* begin *

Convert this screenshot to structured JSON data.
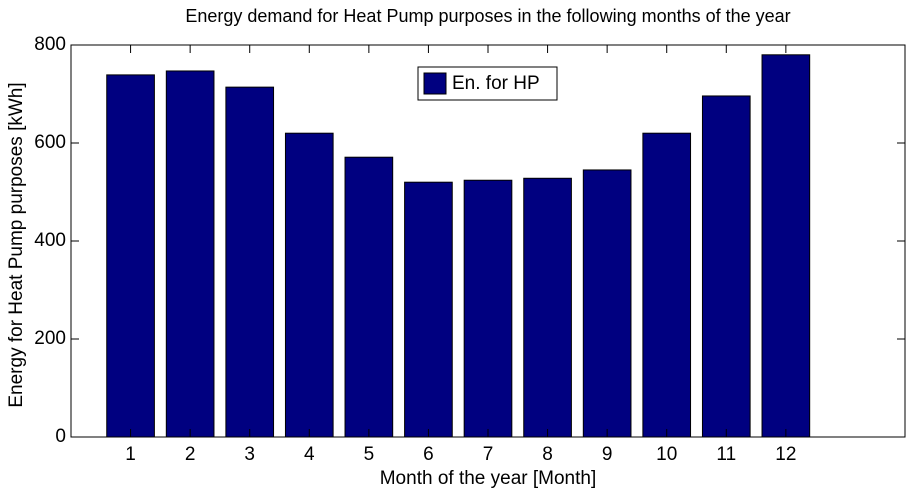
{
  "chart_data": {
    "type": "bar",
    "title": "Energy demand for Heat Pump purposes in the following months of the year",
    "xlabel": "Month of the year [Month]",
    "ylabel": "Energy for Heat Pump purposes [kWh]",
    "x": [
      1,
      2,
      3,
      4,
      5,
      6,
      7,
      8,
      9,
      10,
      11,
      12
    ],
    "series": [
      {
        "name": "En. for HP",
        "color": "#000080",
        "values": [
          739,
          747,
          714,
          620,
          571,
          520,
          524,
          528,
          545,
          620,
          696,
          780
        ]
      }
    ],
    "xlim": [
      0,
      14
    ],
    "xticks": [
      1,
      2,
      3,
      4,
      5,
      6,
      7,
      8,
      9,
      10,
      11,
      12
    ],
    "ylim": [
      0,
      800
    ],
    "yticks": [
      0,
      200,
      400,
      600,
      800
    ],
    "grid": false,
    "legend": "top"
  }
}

* end *
* begin *

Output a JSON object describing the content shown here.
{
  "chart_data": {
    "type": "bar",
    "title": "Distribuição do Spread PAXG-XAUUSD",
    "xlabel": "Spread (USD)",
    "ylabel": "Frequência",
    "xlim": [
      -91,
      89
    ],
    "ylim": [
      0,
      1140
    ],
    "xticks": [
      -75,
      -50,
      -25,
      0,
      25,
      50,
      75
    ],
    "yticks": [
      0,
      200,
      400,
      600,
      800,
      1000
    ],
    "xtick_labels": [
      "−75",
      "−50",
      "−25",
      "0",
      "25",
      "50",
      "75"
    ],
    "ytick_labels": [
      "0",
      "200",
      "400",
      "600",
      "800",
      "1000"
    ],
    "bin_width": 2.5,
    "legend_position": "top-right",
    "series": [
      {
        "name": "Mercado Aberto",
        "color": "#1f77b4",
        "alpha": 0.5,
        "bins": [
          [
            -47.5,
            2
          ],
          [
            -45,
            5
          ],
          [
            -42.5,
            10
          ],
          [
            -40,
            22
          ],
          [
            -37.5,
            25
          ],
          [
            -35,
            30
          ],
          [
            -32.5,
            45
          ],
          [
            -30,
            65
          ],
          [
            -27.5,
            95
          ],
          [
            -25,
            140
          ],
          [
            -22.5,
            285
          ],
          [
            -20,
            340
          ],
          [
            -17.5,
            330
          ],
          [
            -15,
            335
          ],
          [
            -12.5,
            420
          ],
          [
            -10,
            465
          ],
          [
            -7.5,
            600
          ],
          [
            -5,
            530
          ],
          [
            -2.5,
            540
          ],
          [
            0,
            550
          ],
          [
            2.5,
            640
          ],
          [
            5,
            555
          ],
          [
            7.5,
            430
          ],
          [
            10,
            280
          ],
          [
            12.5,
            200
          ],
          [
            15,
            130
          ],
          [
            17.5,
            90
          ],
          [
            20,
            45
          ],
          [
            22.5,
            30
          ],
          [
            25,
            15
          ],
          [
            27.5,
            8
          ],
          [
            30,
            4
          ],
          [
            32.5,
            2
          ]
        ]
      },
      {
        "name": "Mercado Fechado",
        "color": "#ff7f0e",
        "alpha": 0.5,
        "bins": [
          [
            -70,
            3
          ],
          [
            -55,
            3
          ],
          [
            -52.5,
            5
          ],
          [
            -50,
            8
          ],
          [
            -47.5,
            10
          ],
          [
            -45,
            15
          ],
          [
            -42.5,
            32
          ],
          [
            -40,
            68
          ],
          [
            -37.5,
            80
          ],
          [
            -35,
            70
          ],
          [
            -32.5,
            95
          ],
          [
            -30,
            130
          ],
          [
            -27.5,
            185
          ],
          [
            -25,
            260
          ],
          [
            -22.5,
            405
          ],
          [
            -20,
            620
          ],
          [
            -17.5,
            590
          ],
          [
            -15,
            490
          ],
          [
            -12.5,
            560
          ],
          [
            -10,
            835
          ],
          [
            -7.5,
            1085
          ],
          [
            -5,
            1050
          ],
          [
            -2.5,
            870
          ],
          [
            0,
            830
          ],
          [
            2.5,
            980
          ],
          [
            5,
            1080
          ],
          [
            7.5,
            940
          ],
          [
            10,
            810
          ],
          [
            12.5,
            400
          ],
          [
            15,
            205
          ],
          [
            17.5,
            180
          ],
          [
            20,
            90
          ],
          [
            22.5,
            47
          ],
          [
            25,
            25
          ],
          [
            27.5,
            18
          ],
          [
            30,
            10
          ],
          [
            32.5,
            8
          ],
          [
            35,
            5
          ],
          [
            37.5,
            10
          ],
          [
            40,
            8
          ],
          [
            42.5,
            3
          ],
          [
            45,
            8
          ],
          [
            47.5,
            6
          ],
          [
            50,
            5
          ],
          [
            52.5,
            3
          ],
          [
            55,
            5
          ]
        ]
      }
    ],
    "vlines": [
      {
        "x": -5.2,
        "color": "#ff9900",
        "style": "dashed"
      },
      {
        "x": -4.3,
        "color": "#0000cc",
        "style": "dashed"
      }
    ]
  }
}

* end *

> _Instructions to follow_: Which lines include the word "Heat"? Copy every one of them.

> _Answer_:
    "title": "Energy demand for Heat Pump purposes in the following months of the year",
    "ylabel": "Energy for Heat Pump purposes [kWh]",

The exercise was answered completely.